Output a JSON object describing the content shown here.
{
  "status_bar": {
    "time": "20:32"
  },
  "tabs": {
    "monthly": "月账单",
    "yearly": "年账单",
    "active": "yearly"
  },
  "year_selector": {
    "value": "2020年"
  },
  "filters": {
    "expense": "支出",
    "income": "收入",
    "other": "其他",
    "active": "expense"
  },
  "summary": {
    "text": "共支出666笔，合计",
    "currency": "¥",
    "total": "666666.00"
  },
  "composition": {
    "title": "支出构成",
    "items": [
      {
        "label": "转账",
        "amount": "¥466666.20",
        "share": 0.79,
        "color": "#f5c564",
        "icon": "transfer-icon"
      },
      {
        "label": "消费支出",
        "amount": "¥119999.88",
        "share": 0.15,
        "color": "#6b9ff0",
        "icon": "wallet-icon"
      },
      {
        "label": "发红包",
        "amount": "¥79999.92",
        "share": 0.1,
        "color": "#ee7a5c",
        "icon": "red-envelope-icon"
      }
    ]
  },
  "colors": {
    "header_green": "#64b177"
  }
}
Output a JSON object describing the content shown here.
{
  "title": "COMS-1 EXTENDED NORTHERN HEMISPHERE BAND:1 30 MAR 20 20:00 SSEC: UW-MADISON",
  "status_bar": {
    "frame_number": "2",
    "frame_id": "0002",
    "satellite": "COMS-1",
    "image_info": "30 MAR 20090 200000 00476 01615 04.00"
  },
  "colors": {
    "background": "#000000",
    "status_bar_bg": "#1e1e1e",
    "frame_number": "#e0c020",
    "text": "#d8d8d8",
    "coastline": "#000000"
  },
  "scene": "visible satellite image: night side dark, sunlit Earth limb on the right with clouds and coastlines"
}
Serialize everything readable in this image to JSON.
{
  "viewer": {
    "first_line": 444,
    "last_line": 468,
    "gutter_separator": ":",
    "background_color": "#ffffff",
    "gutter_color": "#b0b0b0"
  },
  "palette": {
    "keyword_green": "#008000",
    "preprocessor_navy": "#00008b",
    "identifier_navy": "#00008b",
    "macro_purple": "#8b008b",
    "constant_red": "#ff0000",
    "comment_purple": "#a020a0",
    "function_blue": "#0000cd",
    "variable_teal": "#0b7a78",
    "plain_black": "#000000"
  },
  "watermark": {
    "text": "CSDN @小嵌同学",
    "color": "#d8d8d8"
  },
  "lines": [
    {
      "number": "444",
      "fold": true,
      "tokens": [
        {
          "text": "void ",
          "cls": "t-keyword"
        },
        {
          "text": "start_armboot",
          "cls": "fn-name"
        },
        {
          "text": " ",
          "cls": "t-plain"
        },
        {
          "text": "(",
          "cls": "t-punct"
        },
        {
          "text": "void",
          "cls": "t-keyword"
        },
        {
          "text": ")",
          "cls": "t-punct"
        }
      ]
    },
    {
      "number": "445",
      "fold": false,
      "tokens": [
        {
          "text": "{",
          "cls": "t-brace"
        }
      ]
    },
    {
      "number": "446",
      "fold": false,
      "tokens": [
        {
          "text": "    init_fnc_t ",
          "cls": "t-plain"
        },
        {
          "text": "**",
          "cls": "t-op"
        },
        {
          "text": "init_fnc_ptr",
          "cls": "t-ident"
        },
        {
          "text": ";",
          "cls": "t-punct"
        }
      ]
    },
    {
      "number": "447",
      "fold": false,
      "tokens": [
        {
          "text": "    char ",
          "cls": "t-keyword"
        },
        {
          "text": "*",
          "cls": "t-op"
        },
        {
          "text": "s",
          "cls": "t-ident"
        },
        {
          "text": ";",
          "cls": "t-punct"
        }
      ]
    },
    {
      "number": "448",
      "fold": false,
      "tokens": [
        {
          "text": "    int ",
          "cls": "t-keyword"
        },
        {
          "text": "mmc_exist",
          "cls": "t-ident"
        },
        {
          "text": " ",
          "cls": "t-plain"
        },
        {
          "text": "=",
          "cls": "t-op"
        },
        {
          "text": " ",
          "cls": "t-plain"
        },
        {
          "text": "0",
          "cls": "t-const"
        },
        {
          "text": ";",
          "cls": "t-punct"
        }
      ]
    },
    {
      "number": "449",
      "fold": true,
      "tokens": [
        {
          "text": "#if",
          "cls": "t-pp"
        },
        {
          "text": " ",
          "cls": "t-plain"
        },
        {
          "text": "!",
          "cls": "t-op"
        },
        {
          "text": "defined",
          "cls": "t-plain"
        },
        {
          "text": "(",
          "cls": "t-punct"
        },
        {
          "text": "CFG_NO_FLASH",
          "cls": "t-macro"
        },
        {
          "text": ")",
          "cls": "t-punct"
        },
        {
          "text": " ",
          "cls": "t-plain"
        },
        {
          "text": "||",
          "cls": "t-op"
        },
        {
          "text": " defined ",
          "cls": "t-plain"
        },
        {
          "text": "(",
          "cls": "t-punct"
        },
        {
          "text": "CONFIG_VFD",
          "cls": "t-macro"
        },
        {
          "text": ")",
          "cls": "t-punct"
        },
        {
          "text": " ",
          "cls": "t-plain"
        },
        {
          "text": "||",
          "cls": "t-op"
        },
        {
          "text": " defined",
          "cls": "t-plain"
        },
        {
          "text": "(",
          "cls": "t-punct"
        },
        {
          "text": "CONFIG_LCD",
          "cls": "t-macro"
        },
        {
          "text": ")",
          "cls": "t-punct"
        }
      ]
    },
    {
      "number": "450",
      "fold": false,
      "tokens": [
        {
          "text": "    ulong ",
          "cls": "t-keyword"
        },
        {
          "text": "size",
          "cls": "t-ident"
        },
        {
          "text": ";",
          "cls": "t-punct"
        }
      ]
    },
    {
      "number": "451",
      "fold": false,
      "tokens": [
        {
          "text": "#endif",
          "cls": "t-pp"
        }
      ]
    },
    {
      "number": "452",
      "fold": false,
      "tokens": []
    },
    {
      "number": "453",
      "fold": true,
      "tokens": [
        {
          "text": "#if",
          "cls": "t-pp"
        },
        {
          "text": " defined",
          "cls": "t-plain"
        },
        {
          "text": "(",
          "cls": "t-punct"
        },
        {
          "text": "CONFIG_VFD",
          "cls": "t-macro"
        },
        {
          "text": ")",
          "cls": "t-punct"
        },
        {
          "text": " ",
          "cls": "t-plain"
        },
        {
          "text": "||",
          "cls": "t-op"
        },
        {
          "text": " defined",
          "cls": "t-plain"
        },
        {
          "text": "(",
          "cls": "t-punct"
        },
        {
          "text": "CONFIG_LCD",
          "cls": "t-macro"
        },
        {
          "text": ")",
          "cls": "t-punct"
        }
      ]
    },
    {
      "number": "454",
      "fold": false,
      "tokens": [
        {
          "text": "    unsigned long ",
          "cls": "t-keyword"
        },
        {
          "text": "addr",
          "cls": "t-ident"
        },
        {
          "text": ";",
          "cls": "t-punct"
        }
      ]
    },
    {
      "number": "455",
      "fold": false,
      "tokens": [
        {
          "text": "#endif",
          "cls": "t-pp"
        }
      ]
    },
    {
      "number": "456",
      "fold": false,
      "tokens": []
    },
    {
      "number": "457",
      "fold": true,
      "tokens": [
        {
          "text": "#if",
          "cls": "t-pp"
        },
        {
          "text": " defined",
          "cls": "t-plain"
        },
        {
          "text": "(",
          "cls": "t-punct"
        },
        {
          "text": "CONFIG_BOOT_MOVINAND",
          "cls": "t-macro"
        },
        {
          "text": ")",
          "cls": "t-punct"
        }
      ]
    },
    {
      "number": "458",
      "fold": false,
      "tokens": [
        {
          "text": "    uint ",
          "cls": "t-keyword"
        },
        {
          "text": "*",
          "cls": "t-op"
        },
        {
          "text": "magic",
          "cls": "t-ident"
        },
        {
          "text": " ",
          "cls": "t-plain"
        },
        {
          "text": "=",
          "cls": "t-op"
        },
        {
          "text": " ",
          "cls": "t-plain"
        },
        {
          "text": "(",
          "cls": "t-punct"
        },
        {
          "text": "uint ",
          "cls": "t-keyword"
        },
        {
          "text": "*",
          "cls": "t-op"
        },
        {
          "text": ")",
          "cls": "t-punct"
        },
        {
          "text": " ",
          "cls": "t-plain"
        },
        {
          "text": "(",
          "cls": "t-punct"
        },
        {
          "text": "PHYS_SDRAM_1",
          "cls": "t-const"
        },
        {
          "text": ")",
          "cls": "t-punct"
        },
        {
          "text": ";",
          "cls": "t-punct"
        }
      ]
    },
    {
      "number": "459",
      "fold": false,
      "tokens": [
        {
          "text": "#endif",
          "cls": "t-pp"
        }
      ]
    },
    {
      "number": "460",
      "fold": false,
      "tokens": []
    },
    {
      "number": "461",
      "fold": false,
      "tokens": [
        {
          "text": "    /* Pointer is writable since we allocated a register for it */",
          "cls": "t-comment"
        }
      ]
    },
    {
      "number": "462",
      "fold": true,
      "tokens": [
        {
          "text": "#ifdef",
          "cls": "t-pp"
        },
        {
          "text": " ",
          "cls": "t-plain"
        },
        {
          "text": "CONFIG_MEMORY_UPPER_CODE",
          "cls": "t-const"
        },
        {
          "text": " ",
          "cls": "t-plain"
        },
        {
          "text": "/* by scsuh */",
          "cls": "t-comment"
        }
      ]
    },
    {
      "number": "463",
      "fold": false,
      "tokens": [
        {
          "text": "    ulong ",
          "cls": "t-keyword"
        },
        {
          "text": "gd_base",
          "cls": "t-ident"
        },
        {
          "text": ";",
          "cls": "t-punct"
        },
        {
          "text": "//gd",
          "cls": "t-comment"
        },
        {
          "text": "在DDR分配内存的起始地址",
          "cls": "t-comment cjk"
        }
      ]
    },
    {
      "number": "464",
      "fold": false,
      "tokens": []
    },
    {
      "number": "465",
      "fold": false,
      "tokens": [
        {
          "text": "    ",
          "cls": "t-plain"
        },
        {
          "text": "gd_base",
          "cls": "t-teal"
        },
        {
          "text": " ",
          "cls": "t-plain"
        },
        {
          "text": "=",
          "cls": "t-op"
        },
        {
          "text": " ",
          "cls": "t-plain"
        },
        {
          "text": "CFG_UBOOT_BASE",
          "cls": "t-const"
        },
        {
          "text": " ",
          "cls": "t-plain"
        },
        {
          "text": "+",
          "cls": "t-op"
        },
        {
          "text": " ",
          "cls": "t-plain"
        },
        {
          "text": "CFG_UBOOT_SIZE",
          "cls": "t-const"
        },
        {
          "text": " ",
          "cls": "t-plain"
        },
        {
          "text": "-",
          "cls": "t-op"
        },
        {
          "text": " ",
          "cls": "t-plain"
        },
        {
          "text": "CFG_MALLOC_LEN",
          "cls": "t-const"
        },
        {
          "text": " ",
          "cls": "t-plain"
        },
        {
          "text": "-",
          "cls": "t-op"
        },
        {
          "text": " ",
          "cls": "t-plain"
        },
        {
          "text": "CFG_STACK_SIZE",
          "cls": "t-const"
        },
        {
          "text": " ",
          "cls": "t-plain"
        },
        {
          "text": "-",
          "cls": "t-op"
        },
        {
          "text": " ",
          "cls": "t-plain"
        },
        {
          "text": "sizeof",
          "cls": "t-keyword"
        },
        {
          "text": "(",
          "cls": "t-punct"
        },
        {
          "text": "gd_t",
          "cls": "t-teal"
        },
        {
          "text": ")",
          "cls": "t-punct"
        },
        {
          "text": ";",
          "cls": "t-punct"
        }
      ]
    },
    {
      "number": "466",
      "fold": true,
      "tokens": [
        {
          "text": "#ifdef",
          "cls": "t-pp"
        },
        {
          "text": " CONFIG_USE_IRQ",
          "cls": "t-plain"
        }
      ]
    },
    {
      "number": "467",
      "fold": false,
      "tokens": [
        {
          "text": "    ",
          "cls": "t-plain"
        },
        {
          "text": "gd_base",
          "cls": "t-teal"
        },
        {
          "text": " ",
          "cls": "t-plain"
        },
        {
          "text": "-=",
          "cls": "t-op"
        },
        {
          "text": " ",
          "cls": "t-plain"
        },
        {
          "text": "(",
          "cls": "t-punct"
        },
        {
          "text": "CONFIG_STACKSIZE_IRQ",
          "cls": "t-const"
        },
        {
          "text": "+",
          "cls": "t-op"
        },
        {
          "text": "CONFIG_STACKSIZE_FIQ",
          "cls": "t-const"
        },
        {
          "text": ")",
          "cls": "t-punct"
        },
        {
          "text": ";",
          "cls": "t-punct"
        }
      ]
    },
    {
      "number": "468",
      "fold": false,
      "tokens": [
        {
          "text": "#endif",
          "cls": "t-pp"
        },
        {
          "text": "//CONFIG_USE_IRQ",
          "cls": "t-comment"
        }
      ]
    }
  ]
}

§ Problem: In the entries above, find every line holding the word "icon" and copy it out.

§ Task output:
        "icon": "transfer-icon"
        "icon": "wallet-icon"
        "icon": "red-envelope-icon"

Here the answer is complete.